§ **Exercise prompt**
In the data, extract each line that holds the string "Chonbuk".

§ **Entries provided**

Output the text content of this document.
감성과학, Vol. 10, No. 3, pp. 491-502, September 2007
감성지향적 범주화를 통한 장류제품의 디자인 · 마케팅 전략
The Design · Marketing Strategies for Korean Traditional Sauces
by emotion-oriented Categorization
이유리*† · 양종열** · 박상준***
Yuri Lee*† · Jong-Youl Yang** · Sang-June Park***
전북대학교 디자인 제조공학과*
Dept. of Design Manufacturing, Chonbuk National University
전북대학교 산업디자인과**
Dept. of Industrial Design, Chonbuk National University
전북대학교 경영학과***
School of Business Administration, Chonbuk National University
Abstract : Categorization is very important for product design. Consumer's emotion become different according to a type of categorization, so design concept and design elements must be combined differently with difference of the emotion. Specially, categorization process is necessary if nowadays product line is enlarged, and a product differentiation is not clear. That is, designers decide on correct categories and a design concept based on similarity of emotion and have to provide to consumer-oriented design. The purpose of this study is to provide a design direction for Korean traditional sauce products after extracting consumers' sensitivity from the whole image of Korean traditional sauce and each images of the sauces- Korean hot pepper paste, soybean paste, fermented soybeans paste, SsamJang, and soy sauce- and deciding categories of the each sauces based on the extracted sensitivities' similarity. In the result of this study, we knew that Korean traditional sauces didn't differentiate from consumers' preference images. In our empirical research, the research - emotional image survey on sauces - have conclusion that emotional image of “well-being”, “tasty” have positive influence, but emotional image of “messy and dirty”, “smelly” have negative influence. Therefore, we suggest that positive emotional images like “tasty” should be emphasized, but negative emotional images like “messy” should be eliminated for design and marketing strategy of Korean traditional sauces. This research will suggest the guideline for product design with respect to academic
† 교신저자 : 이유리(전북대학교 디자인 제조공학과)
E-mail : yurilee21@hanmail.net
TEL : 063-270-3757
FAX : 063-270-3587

§ **The output**
Dept. of Design Manufacturing, Chonbuk National University
Dept. of Industrial Design, Chonbuk National University
School of Business Administration, Chonbuk National University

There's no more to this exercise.